● Prompt: Every line below is to be quoted exactly, with nothing added or dropped.

● Material to process:

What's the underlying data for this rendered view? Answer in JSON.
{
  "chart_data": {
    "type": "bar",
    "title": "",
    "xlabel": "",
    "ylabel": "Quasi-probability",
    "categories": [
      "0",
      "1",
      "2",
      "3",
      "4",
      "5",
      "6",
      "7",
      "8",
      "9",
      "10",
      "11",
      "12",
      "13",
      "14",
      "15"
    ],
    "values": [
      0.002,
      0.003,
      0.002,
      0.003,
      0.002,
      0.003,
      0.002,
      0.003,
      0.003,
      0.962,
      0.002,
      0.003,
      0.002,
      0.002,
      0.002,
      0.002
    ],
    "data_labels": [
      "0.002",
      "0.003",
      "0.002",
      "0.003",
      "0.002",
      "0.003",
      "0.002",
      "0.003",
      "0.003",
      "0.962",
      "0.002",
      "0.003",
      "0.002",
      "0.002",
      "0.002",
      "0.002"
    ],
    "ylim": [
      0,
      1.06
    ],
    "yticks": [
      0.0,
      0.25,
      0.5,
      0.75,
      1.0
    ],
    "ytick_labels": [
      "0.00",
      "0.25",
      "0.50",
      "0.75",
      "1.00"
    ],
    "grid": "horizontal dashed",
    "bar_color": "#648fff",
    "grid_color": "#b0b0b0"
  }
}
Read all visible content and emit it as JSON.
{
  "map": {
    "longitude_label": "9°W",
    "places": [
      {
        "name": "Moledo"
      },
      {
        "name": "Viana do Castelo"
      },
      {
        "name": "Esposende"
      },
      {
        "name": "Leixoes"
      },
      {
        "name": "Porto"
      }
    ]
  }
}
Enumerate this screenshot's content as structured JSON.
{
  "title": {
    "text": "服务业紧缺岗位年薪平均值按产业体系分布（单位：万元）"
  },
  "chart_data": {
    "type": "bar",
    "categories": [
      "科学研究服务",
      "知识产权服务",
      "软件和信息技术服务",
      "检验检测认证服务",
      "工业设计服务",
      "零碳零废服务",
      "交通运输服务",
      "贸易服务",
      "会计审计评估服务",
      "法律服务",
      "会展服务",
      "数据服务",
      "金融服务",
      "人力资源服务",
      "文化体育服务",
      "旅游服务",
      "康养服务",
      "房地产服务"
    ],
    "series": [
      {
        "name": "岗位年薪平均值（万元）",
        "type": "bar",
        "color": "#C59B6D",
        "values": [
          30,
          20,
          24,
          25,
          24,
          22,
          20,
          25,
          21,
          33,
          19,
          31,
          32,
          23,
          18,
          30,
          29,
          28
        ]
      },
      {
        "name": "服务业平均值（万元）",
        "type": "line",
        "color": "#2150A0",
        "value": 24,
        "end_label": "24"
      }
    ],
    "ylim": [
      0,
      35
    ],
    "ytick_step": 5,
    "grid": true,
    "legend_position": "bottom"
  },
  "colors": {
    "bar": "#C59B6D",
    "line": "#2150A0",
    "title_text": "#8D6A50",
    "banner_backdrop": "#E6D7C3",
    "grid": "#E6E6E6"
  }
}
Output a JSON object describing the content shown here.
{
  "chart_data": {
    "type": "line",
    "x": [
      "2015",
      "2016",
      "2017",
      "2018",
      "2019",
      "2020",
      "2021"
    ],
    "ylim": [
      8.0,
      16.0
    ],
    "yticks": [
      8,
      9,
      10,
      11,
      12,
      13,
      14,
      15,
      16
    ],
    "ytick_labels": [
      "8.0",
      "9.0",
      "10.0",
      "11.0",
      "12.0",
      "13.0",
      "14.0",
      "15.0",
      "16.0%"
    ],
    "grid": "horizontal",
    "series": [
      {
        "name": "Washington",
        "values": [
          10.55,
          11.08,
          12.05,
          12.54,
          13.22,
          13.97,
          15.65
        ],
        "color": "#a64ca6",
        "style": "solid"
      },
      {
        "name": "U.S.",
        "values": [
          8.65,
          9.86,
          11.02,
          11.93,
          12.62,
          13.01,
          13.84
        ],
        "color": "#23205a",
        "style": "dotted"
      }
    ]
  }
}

● Right answer:
What's the underlying data for this rendered view? Answer in JSON.
{
  "chart_data": {
    "type": "bar",
    "title": "",
    "xlabel": "",
    "ylabel": "Quasi-probability",
    "categories": [
      "0",
      "1",
      "2",
      "3",
      "4",
      "5",
      "6",
      "7",
      "8",
      "9",
      "10",
      "11",
      "12",
      "13",
      "14",
      "15"
    ],
    "values": [
      0.002,
      0.003,
      0.002,
      0.003,
      0.002,
      0.003,
      0.002,
      0.003,
      0.003,
      0.962,
      0.002,
      0.003,
      0.002,
      0.002,
      0.002,
      0.002
    ],
    "data_labels": [
      "0.002",
      "0.003",
      "0.002",
      "0.003",
      "0.002",
      "0.003",
      "0.002",
      "0.003",
      "0.003",
      "0.962",
      "0.002",
      "0.003",
      "0.002",
      "0.002",
      "0.002",
      "0.002"
    ],
    "ylim": [
      0,
      1.06
    ],
    "yticks": [
      0.0,
      0.25,
      0.5,
      0.75,
      1.0
    ],
    "ytick_labels": [
      "0.00",
      "0.25",
      "0.50",
      "0.75",
      "1.00"
    ],
    "grid": "horizontal dashed",
    "bar_color": "#648fff",
    "grid_color": "#b0b0b0"
  }
}
Read all visible content and emit it as JSON.
{
  "map": {
    "longitude_label": "9°W",
    "places": [
      {
        "name": "Moledo"
      },
      {
        "name": "Viana do Castelo"
      },
      {
        "name": "Esposende"
      },
      {
        "name": "Leixoes"
      },
      {
        "name": "Porto"
      }
    ]
  }
}
Enumerate this screenshot's content as structured JSON.
{
  "title": {
    "text": "服务业紧缺岗位年薪平均值按产业体系分布（单位：万元）"
  },
  "chart_data": {
    "type": "bar",
    "categories": [
      "科学研究服务",
      "知识产权服务",
      "软件和信息技术服务",
      "检验检测认证服务",
      "工业设计服务",
      "零碳零废服务",
      "交通运输服务",
      "贸易服务",
      "会计审计评估服务",
      "法律服务",
      "会展服务",
      "数据服务",
      "金融服务",
      "人力资源服务",
      "文化体育服务",
      "旅游服务",
      "康养服务",
      "房地产服务"
    ],
    "series": [
      {
        "name": "岗位年薪平均值（万元）",
        "type": "bar",
        "color": "#C59B6D",
        "values": [
          30,
          20,
          24,
          25,
          24,
          22,
          20,
          25,
          21,
          33,
          19,
          31,
          32,
          23,
          18,
          30,
          29,
          28
        ]
      },
      {
        "name": "服务业平均值（万元）",
        "type": "line",
        "color": "#2150A0",
        "value": 24,
        "end_label": "24"
      }
    ],
    "ylim": [
      0,
      35
    ],
    "ytick_step": 5,
    "grid": true,
    "legend_position": "bottom"
  },
  "colors": {
    "bar": "#C59B6D",
    "line": "#2150A0",
    "title_text": "#8D6A50",
    "banner_backdrop": "#E6D7C3",
    "grid": "#E6E6E6"
  }
}
Output a JSON object describing the content shown here.
{
  "chart_data": {
    "type": "line",
    "x": [
      "2015",
      "2016",
      "2017",
      "2018",
      "2019",
      "2020",
      "2021"
    ],
    "ylim": [
      8.0,
      16.0
    ],
    "yticks": [
      8,
      9,
      10,
      11,
      12,
      13,
      14,
      15,
      16
    ],
    "ytick_labels": [
      "8.0",
      "9.0",
      "10.0",
      "11.0",
      "12.0",
      "13.0",
      "14.0",
      "15.0",
      "16.0%"
    ],
    "grid": "horizontal",
    "series": [
      {
        "name": "Washington",
        "values": [
          10.55,
          11.08,
          12.05,
          12.54,
          13.22,
          13.97,
          15.65
        ],
        "color": "#a64ca6",
        "style": "solid"
      },
      {
        "name": "U.S.",
        "values": [
          8.65,
          9.86,
          11.02,
          11.93,
          12.62,
          13.01,
          13.84
        ],
        "color": "#23205a",
        "style": "dotted"
      }
    ]
  }
}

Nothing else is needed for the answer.